**Stated task**.
Among the lines of this listing, determine how many contain the string "content". Answer with the number only.
** start of Supplied records **
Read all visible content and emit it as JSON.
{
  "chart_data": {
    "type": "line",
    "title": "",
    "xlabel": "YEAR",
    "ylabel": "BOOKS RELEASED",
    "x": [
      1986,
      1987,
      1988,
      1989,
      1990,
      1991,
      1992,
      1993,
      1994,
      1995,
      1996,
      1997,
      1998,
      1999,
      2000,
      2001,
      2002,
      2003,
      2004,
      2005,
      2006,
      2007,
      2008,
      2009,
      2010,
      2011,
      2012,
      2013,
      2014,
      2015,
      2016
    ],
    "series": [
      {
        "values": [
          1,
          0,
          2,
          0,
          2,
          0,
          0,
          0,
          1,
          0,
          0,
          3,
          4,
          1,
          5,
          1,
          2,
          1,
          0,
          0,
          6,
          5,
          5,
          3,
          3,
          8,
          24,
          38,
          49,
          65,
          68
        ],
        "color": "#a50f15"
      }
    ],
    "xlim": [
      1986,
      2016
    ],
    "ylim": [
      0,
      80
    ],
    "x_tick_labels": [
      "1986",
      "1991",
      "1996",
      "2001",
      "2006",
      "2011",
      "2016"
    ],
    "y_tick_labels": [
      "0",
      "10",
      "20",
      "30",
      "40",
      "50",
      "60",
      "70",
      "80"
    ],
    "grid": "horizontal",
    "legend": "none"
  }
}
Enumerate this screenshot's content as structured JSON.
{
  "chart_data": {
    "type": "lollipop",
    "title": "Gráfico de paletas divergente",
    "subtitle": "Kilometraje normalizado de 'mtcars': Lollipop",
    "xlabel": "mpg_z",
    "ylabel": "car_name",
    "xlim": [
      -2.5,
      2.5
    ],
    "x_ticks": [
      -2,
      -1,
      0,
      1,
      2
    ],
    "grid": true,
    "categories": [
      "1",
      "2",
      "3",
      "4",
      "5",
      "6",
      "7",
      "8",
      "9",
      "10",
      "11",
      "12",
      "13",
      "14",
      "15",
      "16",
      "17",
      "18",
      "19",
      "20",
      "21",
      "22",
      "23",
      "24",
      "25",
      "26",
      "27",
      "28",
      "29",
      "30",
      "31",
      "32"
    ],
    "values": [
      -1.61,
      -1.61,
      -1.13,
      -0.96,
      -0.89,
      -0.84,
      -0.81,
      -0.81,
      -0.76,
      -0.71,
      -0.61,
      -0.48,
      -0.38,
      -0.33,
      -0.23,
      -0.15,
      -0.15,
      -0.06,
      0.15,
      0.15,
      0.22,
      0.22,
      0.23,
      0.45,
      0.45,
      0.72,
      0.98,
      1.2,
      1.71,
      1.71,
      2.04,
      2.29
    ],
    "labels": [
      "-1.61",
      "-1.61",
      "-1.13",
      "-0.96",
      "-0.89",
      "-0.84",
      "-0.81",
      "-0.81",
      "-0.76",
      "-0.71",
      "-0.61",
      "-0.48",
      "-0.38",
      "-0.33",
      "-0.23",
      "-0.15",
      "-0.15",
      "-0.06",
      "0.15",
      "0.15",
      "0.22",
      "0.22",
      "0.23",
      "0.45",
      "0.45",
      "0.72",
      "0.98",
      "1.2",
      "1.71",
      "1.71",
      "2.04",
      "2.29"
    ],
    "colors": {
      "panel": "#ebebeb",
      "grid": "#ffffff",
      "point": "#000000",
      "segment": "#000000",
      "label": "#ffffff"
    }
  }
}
** end of Supplied records **
**Reply**.
2